AIM: Check the listing below for lines that hold "Camera". How many are there? Please give only the number.
+++ INPUT DATA +++
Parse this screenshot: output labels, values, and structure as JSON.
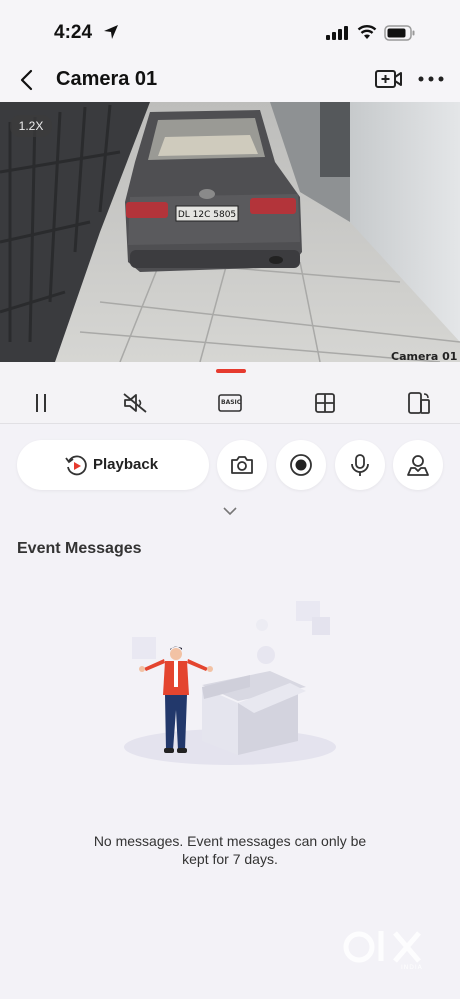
{
  "status_bar": {
    "time": "4:24"
  },
  "nav": {
    "title": "Camera 01"
  },
  "video": {
    "zoom_label": "1.2X",
    "plate_text": "DL 12C 5805",
    "overlay_label": "Camera 01"
  },
  "controls": {
    "quality_label": "BASIC"
  },
  "actions": {
    "playback_label": "Playback"
  },
  "events": {
    "title": "Event Messages",
    "empty_line1": "No messages. Event messages can only be",
    "empty_line2": "kept for 7 days."
  },
  "colors": {
    "accent": "#e63a2e",
    "background": "#f3f2f7"
  },
  "watermark": {
    "text": "OLX",
    "subtext": "INDIA"
  }
}
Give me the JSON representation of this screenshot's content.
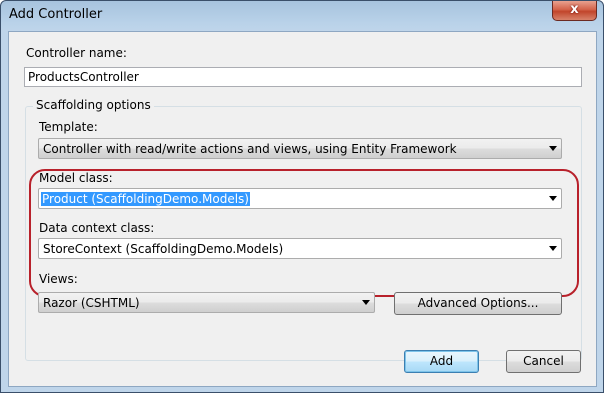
{
  "window": {
    "title": "Add Controller",
    "close_label": "x"
  },
  "controller_name": {
    "label": "Controller name:",
    "value": "ProductsController"
  },
  "scaffolding": {
    "group_title": "Scaffolding options",
    "template": {
      "label": "Template:",
      "value": "Controller with read/write actions and views, using Entity Framework"
    },
    "model_class": {
      "label": "Model class:",
      "value": "Product (ScaffoldingDemo.Models)"
    },
    "data_context": {
      "label": "Data context class:",
      "value": "StoreContext (ScaffoldingDemo.Models)"
    },
    "views": {
      "label": "Views:",
      "value": "Razor (CSHTML)"
    },
    "advanced_label": "Advanced Options..."
  },
  "buttons": {
    "add_label": "Add",
    "cancel_label": "Cancel"
  },
  "colors": {
    "highlight": "#b8212b",
    "selection": "#3399ff",
    "titlebar": "#b9d2e9"
  }
}
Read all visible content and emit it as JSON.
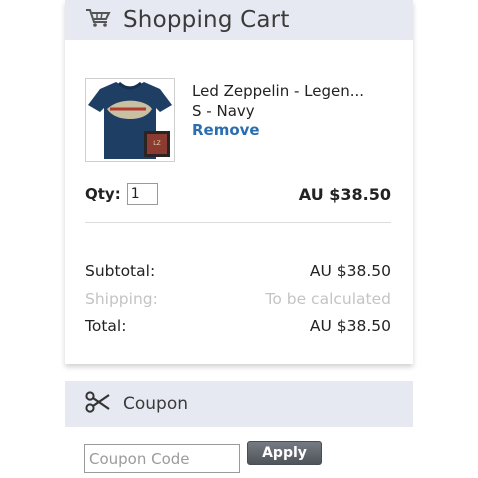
{
  "cart": {
    "title": "Shopping Cart",
    "item": {
      "name": "Led Zeppelin - Legen...",
      "variant": "S - Navy",
      "remove_label": "Remove",
      "qty_label": "Qty:",
      "qty_value": "1",
      "price": "AU $38.50"
    },
    "totals": {
      "subtotal_label": "Subtotal:",
      "subtotal_value": "AU $38.50",
      "shipping_label": "Shipping:",
      "shipping_value": "To be calculated",
      "total_label": "Total:",
      "total_value": "AU $38.50"
    }
  },
  "coupon": {
    "title": "Coupon",
    "placeholder": "Coupon Code",
    "apply_label": "Apply"
  },
  "icons": {
    "cart": "shopping-cart-icon",
    "coupon": "scissors-icon"
  },
  "colors": {
    "header_bg": "#e6e9f1",
    "remove_link": "#2a6eb0",
    "muted_text": "#c4c4c4",
    "apply_button": "#5f636a"
  }
}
+++
SOLUTION TO THIS EXERCISE: 2